• _Problem description_:
Copy each line exactly.

• _Records to use_:
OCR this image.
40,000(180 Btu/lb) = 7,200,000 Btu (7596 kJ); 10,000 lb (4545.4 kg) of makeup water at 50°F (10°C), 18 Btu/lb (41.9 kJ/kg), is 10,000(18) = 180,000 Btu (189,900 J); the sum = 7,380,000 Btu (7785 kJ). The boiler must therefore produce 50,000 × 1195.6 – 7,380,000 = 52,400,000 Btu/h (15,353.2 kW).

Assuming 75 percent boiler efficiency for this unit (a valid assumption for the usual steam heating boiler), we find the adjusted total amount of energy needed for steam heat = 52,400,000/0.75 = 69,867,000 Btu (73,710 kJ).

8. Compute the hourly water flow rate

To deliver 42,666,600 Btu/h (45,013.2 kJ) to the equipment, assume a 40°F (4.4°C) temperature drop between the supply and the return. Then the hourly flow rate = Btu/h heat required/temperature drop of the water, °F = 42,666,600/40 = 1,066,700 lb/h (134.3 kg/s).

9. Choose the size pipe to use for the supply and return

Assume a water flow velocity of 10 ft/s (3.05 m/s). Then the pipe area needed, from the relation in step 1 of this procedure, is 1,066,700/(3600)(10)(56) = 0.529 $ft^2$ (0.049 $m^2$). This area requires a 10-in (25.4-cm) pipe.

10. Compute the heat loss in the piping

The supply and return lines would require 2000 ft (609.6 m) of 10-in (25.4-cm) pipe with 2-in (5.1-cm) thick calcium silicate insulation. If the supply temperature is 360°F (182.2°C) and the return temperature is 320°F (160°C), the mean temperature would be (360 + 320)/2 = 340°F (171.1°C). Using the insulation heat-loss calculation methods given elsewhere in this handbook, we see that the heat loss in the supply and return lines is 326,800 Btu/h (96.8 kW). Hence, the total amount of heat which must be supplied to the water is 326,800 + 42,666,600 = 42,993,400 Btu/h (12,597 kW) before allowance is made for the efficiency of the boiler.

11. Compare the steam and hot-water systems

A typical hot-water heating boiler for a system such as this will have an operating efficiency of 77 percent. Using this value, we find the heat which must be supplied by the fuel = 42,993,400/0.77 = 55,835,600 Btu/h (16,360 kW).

• _Solution for this task_:
OCR this image.
40,000(180 Btu/lb) = 7,200,000 Btu (7596 kJ); 10,000 lb (4545.4 kg) of makeup water at 50°F (10°C), 18 Btu/lb (41.9 kJ/kg), is 10,000(18) = 180,000 Btu (189,900 J); the sum = 7,380,000 Btu (7785 kJ). The boiler must therefore produce 50,000 × 1195.6 – 7,380,000 = 52,400,000 Btu/h (15,353.2 kW).

Assuming 75 percent boiler efficiency for this unit (a valid assumption for the usual steam heating boiler), we find the adjusted total amount of energy needed for steam heat = 52,400,000/0.75 = 69,867,000 Btu (73,710 kJ).

8. Compute the hourly water flow rate

To deliver 42,666,600 Btu/h (45,013.2 kJ) to the equipment, assume a 40°F (4.4°C) temperature drop between the supply and the return. Then the hourly flow rate = Btu/h heat required/temperature drop of the water, °F = 42,666,600/40 = 1,066,700 lb/h (134.3 kg/s).

9. Choose the size pipe to use for the supply and return

Assume a water flow velocity of 10 ft/s (3.05 m/s). Then the pipe area needed, from the relation in step 1 of this procedure, is 1,066,700/(3600)(10)(56) = 0.529 $ft^2$ (0.049 $m^2$). This area requires a 10-in (25.4-cm) pipe.

10. Compute the heat loss in the piping

The supply and return lines would require 2000 ft (609.6 m) of 10-in (25.4-cm) pipe with 2-in (5.1-cm) thick calcium silicate insulation. If the supply temperature is 360°F (182.2°C) and the return temperature is 320°F (160°C), the mean temperature would be (360 + 320)/2 = 340°F (171.1°C). Using the insulation heat-loss calculation methods given elsewhere in this handbook, we see that the heat loss in the supply and return lines is 326,800 Btu/h (96.8 kW). Hence, the total amount of heat which must be supplied to the water is 326,800 + 42,666,600 = 42,993,400 Btu/h (12,597 kW) before allowance is made for the efficiency of the boiler.

11. Compare the steam and hot-water systems

A typical hot-water heating boiler for a system such as this will have an operating efficiency of 77 percent. Using this value, we find the heat which must be supplied by the fuel = 42,993,400/0.77 = 55,835,600 Btu/h (16,360 kW).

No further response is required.